Exercise goal ::
List every line in this data where the string "type" occurs.

Dataset extract ::
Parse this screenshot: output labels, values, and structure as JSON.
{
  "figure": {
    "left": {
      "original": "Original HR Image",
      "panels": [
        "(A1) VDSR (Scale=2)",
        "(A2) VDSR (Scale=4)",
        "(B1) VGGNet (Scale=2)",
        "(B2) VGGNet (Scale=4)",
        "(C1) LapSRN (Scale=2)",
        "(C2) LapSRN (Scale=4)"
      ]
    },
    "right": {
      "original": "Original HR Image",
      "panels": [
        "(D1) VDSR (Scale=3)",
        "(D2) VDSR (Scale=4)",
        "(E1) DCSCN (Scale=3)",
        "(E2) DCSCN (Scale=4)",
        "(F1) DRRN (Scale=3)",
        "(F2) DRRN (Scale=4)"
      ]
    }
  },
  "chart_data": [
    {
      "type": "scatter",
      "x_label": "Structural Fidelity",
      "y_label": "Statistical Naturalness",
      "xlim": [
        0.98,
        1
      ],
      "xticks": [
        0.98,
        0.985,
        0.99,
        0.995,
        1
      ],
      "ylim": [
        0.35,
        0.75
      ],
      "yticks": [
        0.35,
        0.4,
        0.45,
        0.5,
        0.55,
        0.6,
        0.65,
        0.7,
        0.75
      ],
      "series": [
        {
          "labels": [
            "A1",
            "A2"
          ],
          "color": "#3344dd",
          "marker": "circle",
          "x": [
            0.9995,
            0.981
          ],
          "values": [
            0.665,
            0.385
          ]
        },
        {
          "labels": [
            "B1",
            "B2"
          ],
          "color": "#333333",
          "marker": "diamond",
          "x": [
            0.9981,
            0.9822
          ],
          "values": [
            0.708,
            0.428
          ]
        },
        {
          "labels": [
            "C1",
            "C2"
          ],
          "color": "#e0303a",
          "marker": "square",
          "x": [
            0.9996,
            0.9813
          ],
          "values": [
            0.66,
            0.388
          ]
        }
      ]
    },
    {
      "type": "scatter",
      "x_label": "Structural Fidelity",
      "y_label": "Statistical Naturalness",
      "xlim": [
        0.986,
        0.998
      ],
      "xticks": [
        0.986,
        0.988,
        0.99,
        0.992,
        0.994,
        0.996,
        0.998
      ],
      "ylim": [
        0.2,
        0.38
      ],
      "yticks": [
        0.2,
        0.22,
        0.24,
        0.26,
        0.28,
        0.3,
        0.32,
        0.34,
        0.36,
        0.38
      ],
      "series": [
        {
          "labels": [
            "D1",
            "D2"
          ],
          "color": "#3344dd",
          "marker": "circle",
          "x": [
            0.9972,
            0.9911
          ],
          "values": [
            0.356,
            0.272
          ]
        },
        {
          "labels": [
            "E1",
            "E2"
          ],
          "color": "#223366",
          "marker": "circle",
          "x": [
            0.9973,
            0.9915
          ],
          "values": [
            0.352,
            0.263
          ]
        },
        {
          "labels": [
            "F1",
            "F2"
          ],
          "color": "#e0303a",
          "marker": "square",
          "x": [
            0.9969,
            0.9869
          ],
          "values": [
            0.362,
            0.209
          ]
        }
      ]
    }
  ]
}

==

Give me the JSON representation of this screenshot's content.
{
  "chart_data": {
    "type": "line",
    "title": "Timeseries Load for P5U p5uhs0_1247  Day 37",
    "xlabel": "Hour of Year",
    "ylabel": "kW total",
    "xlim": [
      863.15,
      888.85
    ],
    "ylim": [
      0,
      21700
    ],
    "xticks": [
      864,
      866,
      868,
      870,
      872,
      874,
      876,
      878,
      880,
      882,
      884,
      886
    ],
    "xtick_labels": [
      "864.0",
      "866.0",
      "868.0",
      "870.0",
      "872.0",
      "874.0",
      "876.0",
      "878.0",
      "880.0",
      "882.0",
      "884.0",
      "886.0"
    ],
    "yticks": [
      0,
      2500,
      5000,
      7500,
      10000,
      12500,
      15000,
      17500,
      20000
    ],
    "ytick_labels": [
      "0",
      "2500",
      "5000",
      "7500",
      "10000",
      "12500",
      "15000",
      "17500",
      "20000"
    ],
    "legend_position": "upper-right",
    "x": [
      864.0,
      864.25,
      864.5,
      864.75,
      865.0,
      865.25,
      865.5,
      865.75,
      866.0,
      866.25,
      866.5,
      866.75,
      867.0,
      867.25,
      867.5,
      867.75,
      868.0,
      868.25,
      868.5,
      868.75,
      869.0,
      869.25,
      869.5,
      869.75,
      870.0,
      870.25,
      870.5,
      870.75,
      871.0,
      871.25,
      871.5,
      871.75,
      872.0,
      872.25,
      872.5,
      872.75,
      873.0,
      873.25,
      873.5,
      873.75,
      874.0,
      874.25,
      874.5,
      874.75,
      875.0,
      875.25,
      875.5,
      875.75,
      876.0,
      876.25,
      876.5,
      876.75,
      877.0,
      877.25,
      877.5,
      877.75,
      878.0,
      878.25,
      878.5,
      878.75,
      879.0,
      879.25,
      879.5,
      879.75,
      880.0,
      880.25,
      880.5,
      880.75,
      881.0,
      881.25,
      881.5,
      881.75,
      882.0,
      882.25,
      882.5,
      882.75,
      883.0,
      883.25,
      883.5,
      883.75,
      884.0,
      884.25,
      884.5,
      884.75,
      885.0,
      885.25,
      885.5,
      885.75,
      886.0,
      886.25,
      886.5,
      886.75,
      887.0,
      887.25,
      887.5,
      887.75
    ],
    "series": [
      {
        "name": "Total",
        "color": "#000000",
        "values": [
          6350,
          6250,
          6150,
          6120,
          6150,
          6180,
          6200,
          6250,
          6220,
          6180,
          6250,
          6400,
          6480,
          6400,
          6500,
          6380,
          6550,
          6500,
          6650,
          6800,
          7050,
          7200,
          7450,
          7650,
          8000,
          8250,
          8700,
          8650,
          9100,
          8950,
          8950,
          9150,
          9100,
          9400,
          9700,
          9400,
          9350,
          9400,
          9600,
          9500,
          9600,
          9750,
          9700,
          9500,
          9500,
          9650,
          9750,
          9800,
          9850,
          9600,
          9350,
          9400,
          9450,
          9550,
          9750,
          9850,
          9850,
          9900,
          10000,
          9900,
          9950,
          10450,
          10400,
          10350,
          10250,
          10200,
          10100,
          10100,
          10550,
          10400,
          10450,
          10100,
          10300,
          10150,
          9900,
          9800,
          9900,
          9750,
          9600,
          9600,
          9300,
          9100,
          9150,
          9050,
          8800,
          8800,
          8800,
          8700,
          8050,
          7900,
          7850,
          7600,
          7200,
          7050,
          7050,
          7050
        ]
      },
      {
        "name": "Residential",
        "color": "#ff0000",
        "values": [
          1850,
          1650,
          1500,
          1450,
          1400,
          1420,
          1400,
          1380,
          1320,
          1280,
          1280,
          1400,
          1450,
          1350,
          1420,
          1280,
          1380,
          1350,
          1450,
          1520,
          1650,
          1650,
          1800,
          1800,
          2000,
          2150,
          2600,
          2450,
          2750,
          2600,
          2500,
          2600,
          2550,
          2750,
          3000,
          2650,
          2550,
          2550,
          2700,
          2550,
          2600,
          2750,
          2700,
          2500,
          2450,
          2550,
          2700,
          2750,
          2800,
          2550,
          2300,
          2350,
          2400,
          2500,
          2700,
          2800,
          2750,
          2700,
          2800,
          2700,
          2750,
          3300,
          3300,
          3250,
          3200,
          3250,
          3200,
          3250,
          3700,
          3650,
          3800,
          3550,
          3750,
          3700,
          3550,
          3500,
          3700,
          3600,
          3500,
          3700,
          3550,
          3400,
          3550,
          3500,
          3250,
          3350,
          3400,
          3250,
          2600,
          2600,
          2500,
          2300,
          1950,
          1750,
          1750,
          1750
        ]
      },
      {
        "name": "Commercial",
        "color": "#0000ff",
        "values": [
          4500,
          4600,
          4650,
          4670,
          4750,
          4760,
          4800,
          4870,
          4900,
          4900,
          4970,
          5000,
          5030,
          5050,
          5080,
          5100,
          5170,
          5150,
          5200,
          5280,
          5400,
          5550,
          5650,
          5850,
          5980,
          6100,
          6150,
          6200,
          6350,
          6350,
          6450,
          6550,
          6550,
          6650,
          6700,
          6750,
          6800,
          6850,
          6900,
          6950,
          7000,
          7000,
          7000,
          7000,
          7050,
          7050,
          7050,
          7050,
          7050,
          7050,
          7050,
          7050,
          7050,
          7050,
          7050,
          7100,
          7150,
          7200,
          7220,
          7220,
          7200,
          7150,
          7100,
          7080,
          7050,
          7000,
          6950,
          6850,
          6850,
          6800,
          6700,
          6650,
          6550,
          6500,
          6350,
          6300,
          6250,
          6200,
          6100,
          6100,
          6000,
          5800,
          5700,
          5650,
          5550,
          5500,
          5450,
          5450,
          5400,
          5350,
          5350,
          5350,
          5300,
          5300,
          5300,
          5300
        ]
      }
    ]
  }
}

* * *

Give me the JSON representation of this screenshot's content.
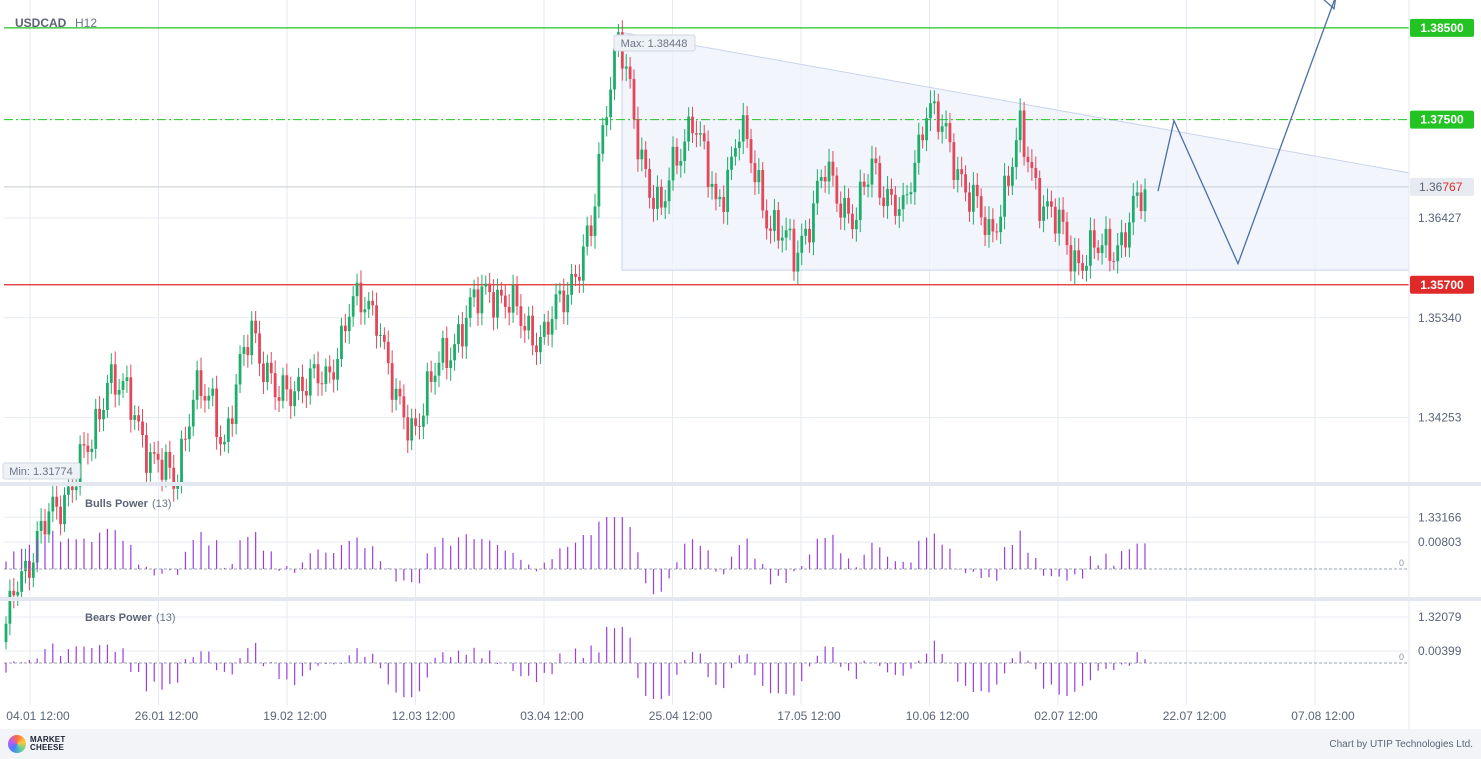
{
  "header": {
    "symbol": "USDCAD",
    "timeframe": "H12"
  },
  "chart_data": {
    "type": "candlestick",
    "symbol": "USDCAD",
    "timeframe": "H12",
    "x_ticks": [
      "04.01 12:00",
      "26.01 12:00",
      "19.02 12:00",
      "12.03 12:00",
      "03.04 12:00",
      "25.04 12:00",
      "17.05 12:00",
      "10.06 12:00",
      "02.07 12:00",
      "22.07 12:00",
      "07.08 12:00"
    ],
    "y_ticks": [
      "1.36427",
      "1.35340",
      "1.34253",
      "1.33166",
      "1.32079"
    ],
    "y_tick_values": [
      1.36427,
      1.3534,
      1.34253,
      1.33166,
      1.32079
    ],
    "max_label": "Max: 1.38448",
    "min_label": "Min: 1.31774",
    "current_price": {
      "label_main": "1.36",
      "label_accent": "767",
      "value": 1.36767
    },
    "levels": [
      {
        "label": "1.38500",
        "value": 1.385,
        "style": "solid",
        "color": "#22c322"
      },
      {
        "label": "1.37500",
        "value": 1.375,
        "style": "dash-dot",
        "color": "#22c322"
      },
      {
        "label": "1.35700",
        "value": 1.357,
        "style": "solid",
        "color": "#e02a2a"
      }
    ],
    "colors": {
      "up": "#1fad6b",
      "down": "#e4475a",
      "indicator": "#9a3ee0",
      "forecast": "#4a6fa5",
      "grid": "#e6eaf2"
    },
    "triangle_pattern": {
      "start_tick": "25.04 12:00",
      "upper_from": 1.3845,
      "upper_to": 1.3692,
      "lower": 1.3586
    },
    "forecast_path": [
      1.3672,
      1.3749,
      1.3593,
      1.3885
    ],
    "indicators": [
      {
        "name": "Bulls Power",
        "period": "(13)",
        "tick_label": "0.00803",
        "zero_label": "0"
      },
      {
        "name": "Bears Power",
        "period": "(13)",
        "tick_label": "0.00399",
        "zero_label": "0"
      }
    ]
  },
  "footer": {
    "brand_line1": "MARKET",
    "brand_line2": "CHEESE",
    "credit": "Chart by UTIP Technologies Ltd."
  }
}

Task solution ::
      "type": "scatter",
      "type": "scatter",
    "type": "line",
    "type": "candlestick",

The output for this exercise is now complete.